**** Data

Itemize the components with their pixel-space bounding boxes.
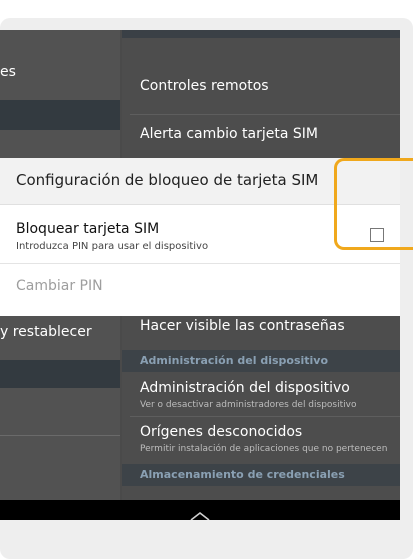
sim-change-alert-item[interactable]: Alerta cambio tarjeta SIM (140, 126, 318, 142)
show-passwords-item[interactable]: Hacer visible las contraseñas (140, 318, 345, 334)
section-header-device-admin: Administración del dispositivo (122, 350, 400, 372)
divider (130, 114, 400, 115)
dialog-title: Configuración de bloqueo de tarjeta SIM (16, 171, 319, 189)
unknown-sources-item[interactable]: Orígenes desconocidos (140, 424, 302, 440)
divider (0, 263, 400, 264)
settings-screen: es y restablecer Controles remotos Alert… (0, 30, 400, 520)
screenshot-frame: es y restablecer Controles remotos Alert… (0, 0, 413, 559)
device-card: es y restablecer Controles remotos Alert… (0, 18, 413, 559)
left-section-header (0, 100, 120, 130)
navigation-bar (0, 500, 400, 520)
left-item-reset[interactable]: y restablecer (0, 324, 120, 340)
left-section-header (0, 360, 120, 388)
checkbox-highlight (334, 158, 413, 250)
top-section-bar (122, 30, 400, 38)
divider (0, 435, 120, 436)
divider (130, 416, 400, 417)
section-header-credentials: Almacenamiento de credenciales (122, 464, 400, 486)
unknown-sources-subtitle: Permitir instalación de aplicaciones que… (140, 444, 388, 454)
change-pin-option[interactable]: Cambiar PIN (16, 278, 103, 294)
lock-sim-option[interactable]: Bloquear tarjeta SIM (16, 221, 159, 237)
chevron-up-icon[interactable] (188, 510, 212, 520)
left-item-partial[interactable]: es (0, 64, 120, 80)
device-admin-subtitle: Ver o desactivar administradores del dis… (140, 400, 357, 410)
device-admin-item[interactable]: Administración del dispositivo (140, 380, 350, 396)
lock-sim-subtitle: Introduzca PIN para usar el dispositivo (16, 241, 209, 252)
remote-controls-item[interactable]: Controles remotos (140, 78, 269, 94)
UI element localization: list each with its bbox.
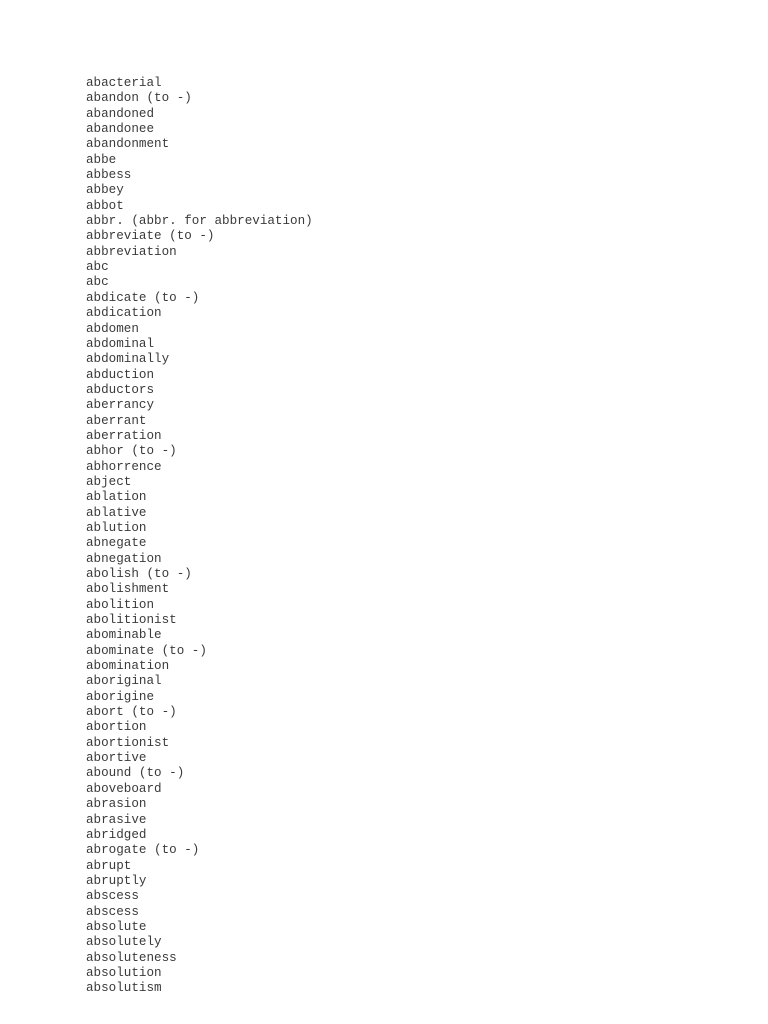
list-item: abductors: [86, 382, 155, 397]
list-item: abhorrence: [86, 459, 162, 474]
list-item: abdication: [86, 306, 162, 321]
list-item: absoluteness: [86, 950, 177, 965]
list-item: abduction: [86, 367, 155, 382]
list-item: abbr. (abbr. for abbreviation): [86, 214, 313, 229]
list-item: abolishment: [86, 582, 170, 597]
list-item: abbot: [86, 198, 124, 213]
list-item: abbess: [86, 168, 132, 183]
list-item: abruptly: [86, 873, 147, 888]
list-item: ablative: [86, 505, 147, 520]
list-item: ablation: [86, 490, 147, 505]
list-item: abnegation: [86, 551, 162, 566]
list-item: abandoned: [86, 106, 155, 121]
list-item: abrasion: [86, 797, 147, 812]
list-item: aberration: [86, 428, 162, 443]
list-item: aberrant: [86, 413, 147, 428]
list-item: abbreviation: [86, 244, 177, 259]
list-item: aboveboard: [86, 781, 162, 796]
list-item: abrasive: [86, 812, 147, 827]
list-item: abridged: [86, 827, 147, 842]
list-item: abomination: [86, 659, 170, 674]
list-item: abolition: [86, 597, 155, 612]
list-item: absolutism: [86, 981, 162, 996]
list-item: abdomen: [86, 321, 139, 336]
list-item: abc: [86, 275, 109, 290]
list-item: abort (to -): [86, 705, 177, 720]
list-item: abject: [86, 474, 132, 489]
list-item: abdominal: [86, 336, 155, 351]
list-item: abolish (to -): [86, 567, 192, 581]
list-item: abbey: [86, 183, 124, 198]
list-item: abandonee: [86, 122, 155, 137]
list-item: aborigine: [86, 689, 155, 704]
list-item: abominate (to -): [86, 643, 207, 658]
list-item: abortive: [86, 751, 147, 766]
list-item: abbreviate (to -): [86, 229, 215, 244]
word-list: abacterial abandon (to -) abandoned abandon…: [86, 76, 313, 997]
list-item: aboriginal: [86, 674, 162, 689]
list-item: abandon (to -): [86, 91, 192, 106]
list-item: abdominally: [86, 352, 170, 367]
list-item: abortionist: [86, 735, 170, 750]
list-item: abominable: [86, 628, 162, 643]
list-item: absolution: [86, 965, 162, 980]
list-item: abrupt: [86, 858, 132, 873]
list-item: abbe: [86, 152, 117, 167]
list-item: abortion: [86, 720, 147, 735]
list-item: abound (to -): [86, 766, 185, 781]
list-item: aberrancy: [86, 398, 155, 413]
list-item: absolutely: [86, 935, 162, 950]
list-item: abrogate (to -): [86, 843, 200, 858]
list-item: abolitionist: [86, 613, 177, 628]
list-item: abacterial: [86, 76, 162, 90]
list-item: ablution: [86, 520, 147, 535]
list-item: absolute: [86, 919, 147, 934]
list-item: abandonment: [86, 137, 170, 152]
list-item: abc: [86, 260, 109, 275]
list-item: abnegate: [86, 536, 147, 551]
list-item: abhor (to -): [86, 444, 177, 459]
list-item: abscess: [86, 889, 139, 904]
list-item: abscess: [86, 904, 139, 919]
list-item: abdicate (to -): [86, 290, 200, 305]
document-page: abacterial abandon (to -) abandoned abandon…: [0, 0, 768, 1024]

********
**** Data

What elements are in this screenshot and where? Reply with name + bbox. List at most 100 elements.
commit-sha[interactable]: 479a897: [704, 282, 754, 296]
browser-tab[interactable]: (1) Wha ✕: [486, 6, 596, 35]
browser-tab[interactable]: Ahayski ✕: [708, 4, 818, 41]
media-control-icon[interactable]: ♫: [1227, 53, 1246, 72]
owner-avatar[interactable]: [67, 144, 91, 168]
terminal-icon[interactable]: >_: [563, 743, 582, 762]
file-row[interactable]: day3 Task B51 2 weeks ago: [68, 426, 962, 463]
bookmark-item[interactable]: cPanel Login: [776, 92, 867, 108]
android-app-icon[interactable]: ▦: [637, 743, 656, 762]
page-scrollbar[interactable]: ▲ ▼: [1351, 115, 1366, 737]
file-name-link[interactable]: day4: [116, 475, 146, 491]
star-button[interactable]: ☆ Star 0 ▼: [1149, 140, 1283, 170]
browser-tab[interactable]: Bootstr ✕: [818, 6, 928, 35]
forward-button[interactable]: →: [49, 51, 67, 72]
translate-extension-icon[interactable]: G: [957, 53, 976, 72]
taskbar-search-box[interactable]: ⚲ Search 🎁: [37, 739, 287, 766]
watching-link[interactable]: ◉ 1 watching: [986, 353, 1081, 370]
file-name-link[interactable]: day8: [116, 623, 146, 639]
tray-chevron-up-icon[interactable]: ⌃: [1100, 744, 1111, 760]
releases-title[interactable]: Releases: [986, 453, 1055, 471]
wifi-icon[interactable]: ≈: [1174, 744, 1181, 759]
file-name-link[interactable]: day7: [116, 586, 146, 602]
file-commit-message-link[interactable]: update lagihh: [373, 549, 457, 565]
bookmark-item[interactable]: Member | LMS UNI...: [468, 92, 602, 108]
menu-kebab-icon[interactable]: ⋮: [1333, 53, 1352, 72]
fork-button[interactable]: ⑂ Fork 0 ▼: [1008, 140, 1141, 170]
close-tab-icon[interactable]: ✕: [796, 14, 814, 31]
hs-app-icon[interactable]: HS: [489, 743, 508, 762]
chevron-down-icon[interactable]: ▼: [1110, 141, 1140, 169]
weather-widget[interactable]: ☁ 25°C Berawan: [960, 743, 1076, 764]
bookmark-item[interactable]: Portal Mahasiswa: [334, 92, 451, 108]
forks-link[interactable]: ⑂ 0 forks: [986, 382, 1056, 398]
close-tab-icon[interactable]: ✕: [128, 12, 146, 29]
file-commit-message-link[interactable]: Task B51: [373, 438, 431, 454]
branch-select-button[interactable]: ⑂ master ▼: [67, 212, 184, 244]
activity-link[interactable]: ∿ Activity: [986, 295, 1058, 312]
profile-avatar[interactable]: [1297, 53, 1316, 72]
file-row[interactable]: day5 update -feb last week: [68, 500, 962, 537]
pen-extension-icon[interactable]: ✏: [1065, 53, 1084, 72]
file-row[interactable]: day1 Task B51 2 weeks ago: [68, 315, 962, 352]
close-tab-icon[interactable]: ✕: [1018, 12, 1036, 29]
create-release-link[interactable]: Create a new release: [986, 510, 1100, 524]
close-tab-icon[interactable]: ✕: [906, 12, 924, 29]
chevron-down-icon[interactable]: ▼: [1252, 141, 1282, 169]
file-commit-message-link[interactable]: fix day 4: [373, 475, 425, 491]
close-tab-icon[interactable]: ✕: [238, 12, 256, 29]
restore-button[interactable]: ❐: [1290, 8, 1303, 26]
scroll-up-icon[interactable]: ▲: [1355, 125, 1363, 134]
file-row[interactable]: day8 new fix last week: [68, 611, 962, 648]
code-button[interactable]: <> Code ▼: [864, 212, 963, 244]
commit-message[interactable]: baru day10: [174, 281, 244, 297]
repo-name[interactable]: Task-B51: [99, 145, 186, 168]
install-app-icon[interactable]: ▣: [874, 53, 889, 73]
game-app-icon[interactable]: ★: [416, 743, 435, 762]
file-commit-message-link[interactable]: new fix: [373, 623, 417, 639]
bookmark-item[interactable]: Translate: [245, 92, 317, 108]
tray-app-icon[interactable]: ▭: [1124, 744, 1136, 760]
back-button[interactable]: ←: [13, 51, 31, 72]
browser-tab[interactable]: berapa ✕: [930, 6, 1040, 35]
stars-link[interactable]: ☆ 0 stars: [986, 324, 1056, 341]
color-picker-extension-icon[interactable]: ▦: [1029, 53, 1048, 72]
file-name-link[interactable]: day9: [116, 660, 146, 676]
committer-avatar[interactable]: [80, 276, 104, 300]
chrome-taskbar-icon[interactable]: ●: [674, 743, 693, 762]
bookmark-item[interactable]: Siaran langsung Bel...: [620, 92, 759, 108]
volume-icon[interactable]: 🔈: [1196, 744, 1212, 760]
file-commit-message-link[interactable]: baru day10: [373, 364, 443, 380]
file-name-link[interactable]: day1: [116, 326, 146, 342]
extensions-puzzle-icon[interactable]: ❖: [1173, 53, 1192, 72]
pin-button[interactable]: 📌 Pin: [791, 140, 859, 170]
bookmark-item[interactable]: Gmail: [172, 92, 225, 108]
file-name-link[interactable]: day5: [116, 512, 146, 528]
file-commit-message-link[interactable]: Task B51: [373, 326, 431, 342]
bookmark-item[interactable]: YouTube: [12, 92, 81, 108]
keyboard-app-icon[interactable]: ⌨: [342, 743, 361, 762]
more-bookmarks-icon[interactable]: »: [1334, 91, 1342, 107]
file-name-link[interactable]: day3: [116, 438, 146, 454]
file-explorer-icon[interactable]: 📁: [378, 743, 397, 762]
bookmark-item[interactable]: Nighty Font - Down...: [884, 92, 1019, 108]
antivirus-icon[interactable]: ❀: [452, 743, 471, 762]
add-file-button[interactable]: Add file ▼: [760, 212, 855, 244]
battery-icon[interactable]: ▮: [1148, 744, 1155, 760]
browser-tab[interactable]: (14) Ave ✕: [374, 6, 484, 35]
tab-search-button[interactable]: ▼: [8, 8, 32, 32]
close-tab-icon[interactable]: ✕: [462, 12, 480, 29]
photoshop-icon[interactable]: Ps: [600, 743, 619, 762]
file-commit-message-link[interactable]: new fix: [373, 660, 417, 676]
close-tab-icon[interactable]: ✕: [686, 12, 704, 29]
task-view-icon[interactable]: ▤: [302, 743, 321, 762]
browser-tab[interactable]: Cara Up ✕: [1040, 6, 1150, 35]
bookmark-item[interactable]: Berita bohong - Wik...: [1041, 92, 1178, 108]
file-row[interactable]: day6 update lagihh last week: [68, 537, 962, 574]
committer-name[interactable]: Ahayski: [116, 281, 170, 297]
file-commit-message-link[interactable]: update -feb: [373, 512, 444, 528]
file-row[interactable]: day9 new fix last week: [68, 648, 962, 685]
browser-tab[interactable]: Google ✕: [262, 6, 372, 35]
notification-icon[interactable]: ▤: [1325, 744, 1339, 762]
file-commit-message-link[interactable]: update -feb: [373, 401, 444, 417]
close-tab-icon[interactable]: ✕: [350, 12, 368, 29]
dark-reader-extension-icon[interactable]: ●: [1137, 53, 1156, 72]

********

◆ Exercise objective
Your answer should be the lines of the records that hold the string "avatar".

◆ Exercise output
owner-avatar[interactable]: [67, 144, 91, 168]
profile-avatar[interactable]: [1297, 53, 1316, 72]
committer-avatar[interactable]: [80, 276, 104, 300]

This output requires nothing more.